=== Objective ===
Restate the whole listing exactly.

(Saved data entries)
○ ○ ○ ○
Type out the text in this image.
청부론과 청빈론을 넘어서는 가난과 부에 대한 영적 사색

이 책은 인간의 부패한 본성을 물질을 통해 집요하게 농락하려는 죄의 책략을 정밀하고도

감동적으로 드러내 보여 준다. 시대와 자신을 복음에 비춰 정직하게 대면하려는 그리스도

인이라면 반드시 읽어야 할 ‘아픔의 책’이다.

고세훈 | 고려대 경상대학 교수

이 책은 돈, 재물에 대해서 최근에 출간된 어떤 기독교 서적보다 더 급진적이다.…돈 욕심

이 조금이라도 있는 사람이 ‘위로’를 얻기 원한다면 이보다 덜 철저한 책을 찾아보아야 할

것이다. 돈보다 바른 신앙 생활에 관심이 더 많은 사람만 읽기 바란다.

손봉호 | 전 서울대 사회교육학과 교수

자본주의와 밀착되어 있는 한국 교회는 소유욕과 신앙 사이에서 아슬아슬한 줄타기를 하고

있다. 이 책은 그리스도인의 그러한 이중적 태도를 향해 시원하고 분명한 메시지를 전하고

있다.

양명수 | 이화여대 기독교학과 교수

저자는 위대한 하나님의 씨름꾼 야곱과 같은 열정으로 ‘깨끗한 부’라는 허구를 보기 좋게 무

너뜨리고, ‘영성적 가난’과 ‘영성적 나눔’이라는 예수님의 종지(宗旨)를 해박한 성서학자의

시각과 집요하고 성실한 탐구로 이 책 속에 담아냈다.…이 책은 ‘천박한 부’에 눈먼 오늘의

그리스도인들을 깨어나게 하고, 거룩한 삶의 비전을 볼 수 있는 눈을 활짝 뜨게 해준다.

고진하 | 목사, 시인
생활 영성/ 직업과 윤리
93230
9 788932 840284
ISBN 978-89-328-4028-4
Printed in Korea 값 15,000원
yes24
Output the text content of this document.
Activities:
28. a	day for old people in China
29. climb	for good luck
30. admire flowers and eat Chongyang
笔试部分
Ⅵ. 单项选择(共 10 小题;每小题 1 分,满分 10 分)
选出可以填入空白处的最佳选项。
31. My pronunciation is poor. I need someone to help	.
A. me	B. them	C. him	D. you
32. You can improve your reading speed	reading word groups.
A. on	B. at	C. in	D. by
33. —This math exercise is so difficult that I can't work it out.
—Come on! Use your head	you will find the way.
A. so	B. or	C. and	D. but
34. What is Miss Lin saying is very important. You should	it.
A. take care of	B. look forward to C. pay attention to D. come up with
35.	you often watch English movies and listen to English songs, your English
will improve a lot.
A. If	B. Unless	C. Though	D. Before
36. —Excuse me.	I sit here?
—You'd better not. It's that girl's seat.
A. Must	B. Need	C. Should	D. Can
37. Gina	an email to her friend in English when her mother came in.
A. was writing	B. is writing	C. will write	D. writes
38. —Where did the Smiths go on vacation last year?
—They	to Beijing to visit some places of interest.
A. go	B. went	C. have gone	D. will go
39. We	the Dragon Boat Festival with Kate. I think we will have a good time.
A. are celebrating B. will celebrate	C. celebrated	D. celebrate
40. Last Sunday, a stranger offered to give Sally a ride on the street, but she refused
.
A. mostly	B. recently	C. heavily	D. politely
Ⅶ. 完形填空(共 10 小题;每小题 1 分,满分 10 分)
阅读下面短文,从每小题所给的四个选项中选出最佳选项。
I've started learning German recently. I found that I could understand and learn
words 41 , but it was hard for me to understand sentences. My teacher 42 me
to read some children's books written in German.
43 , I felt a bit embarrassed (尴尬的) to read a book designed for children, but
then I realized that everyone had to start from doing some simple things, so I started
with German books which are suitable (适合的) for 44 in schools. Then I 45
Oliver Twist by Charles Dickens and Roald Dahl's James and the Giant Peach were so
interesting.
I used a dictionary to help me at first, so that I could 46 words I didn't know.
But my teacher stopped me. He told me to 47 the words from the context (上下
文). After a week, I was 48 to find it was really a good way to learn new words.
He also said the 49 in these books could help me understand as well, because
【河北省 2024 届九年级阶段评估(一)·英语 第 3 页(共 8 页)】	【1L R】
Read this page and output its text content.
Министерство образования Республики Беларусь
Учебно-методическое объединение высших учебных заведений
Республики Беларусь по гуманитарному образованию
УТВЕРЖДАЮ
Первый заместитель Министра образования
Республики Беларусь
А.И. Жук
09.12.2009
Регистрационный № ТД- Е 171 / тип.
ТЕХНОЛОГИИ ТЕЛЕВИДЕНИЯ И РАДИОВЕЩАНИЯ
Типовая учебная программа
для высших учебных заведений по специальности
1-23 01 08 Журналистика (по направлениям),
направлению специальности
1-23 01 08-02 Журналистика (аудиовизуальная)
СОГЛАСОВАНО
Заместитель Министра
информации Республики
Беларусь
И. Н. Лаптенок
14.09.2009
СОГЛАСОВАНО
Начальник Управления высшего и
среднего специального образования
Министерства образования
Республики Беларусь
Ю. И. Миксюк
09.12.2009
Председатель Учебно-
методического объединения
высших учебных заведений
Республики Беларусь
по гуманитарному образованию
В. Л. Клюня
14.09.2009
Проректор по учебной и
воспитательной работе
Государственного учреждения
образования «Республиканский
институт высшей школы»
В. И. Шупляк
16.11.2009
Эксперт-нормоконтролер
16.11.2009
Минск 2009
○ ○ ○ ○
=== Right answer ===
Type out the text in this image.
청부론과 청빈론을 넘어서는 가난과 부에 대한 영적 사색

이 책은 인간의 부패한 본성을 물질을 통해 집요하게 농락하려는 죄의 책략을 정밀하고도

감동적으로 드러내 보여 준다. 시대와 자신을 복음에 비춰 정직하게 대면하려는 그리스도

인이라면 반드시 읽어야 할 ‘아픔의 책’이다.

고세훈 | 고려대 경상대학 교수

이 책은 돈, 재물에 대해서 최근에 출간된 어떤 기독교 서적보다 더 급진적이다.…돈 욕심

이 조금이라도 있는 사람이 ‘위로’를 얻기 원한다면 이보다 덜 철저한 책을 찾아보아야 할

것이다. 돈보다 바른 신앙 생활에 관심이 더 많은 사람만 읽기 바란다.

손봉호 | 전 서울대 사회교육학과 교수

자본주의와 밀착되어 있는 한국 교회는 소유욕과 신앙 사이에서 아슬아슬한 줄타기를 하고

있다. 이 책은 그리스도인의 그러한 이중적 태도를 향해 시원하고 분명한 메시지를 전하고

있다.

양명수 | 이화여대 기독교학과 교수

저자는 위대한 하나님의 씨름꾼 야곱과 같은 열정으로 ‘깨끗한 부’라는 허구를 보기 좋게 무

너뜨리고, ‘영성적 가난’과 ‘영성적 나눔’이라는 예수님의 종지(宗旨)를 해박한 성서학자의

시각과 집요하고 성실한 탐구로 이 책 속에 담아냈다.…이 책은 ‘천박한 부’에 눈먼 오늘의

그리스도인들을 깨어나게 하고, 거룩한 삶의 비전을 볼 수 있는 눈을 활짝 뜨게 해준다.

고진하 | 목사, 시인
생활 영성/ 직업과 윤리
93230
9 788932 840284
ISBN 978-89-328-4028-4
Printed in Korea 값 15,000원
yes24
Output the text content of this document.
Activities:
28. a	day for old people in China
29. climb	for good luck
30. admire flowers and eat Chongyang
笔试部分
Ⅵ. 单项选择(共 10 小题;每小题 1 分,满分 10 分)
选出可以填入空白处的最佳选项。
31. My pronunciation is poor. I need someone to help	.
A. me	B. them	C. him	D. you
32. You can improve your reading speed	reading word groups.
A. on	B. at	C. in	D. by
33. —This math exercise is so difficult that I can't work it out.
—Come on! Use your head	you will find the way.
A. so	B. or	C. and	D. but
34. What is Miss Lin saying is very important. You should	it.
A. take care of	B. look forward to C. pay attention to D. come up with
35.	you often watch English movies and listen to English songs, your English
will improve a lot.
A. If	B. Unless	C. Though	D. Before
36. —Excuse me.	I sit here?
—You'd better not. It's that girl's seat.
A. Must	B. Need	C. Should	D. Can
37. Gina	an email to her friend in English when her mother came in.
A. was writing	B. is writing	C. will write	D. writes
38. —Where did the Smiths go on vacation last year?
—They	to Beijing to visit some places of interest.
A. go	B. went	C. have gone	D. will go
39. We	the Dragon Boat Festival with Kate. I think we will have a good time.
A. are celebrating B. will celebrate	C. celebrated	D. celebrate
40. Last Sunday, a stranger offered to give Sally a ride on the street, but she refused
.
A. mostly	B. recently	C. heavily	D. politely
Ⅶ. 完形填空(共 10 小题;每小题 1 分,满分 10 分)
阅读下面短文,从每小题所给的四个选项中选出最佳选项。
I've started learning German recently. I found that I could understand and learn
words 41 , but it was hard for me to understand sentences. My teacher 42 me
to read some children's books written in German.
43 , I felt a bit embarrassed (尴尬的) to read a book designed for children, but
then I realized that everyone had to start from doing some simple things, so I started
with German books which are suitable (适合的) for 44 in schools. Then I 45
Oliver Twist by Charles Dickens and Roald Dahl's James and the Giant Peach were so
interesting.
I used a dictionary to help me at first, so that I could 46 words I didn't know.
But my teacher stopped me. He told me to 47 the words from the context (上下
文). After a week, I was 48 to find it was really a good way to learn new words.
He also said the 49 in these books could help me understand as well, because
【河北省 2024 届九年级阶段评估(一)·英语 第 3 页(共 8 页)】	【1L R】
Read this page and output its text content.
Министерство образования Республики Беларусь
Учебно-методическое объединение высших учебных заведений
Республики Беларусь по гуманитарному образованию
УТВЕРЖДАЮ
Первый заместитель Министра образования
Республики Беларусь
А.И. Жук
09.12.2009
Регистрационный № ТД- Е 171 / тип.
ТЕХНОЛОГИИ ТЕЛЕВИДЕНИЯ И РАДИОВЕЩАНИЯ
Типовая учебная программа
для высших учебных заведений по специальности
1-23 01 08 Журналистика (по направлениям),
направлению специальности
1-23 01 08-02 Журналистика (аудиовизуальная)
СОГЛАСОВАНО
Заместитель Министра
информации Республики
Беларусь
И. Н. Лаптенок
14.09.2009
СОГЛАСОВАНО
Начальник Управления высшего и
среднего специального образования
Министерства образования
Республики Беларусь
Ю. И. Миксюк
09.12.2009
Председатель Учебно-
методического объединения
высших учебных заведений
Республики Беларусь
по гуманитарному образованию
В. Л. Клюня
14.09.2009
Проректор по учебной и
воспитательной работе
Государственного учреждения
образования «Республиканский
институт высшей школы»
В. И. Шупляк
16.11.2009
Эксперт-нормоконтролер
16.11.2009
Минск 2009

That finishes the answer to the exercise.